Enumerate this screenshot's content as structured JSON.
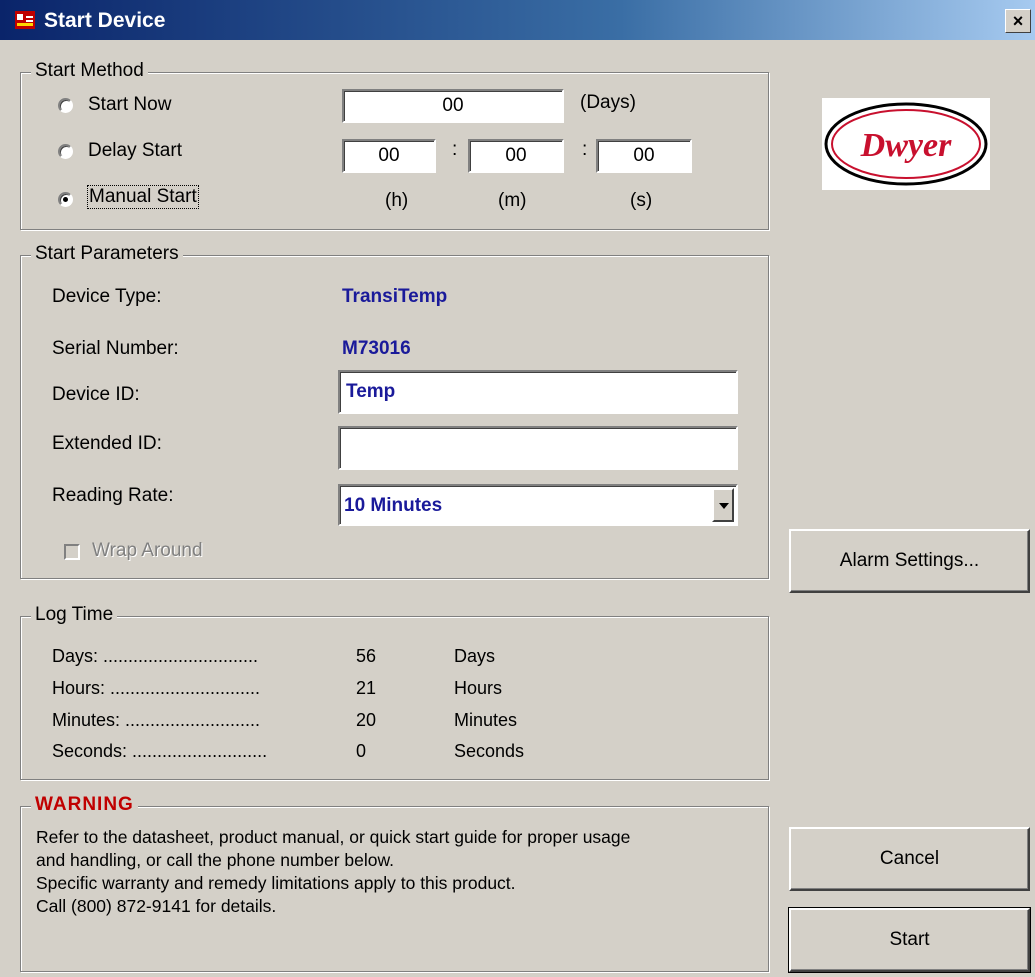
{
  "window": {
    "title": "Start Device",
    "close_label": "×"
  },
  "start_method": {
    "legend": "Start Method",
    "options": [
      "Start Now",
      "Delay Start",
      "Manual Start"
    ],
    "selected": "Manual Start",
    "days_value": "00",
    "days_unit": "(Days)",
    "hours_value": "00",
    "minutes_value": "00",
    "seconds_value": "00",
    "separator": ":",
    "h_label": "(h)",
    "m_label": "(m)",
    "s_label": "(s)"
  },
  "start_parameters": {
    "legend": "Start Parameters",
    "device_type_label": "Device Type:",
    "device_type_value": "TransiTemp",
    "serial_label": "Serial Number:",
    "serial_value": "M73016",
    "device_id_label": "Device ID:",
    "device_id_value": "Temp",
    "extended_id_label": "Extended ID:",
    "extended_id_value": "",
    "reading_rate_label": "Reading Rate:",
    "reading_rate_value": "10 Minutes",
    "wrap_around_label": "Wrap Around"
  },
  "log_time": {
    "legend": "Log Time",
    "rows": [
      {
        "label": "Days: ...............................",
        "value": "56",
        "unit": "Days"
      },
      {
        "label": "Hours: ..............................",
        "value": "21",
        "unit": "Hours"
      },
      {
        "label": "Minutes: ...........................",
        "value": "20",
        "unit": "Minutes"
      },
      {
        "label": "Seconds: ...........................",
        "value": "0",
        "unit": "Seconds"
      }
    ]
  },
  "warning": {
    "legend": "WARNING",
    "lines": [
      "Refer to the datasheet, product manual, or quick start guide for proper usage",
      "and handling, or call the phone number below.",
      "Specific warranty and remedy limitations apply to this product.",
      "Call (800) 872-9141 for details."
    ]
  },
  "buttons": {
    "alarm_settings": "Alarm Settings...",
    "cancel": "Cancel",
    "start": "Start"
  },
  "logo": {
    "text": "Dwyer",
    "color": "#c8102e"
  }
}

Exercise goal: Restate the data above word for word. Do not include the images.

Response to the exercise:
Enumerate this screenshot's content as structured JSON.
{
  "window": {
    "title": "Start Device",
    "close_label": "×"
  },
  "start_method": {
    "legend": "Start Method",
    "options": [
      "Start Now",
      "Delay Start",
      "Manual Start"
    ],
    "selected": "Manual Start",
    "days_value": "00",
    "days_unit": "(Days)",
    "hours_value": "00",
    "minutes_value": "00",
    "seconds_value": "00",
    "separator": ":",
    "h_label": "(h)",
    "m_label": "(m)",
    "s_label": "(s)"
  },
  "start_parameters": {
    "legend": "Start Parameters",
    "device_type_label": "Device Type:",
    "device_type_value": "TransiTemp",
    "serial_label": "Serial Number:",
    "serial_value": "M73016",
    "device_id_label": "Device ID:",
    "device_id_value": "Temp",
    "extended_id_label": "Extended ID:",
    "extended_id_value": "",
    "reading_rate_label": "Reading Rate:",
    "reading_rate_value": "10 Minutes",
    "wrap_around_label": "Wrap Around"
  },
  "log_time": {
    "legend": "Log Time",
    "rows": [
      {
        "label": "Days: ...............................",
        "value": "56",
        "unit": "Days"
      },
      {
        "label": "Hours: ..............................",
        "value": "21",
        "unit": "Hours"
      },
      {
        "label": "Minutes: ...........................",
        "value": "20",
        "unit": "Minutes"
      },
      {
        "label": "Seconds: ...........................",
        "value": "0",
        "unit": "Seconds"
      }
    ]
  },
  "warning": {
    "legend": "WARNING",
    "lines": [
      "Refer to the datasheet, product manual, or quick start guide for proper usage",
      "and handling, or call the phone number below.",
      "Specific warranty and remedy limitations apply to this product.",
      "Call (800) 872-9141 for details."
    ]
  },
  "buttons": {
    "alarm_settings": "Alarm Settings...",
    "cancel": "Cancel",
    "start": "Start"
  },
  "logo": {
    "text": "Dwyer",
    "color": "#c8102e"
  }
}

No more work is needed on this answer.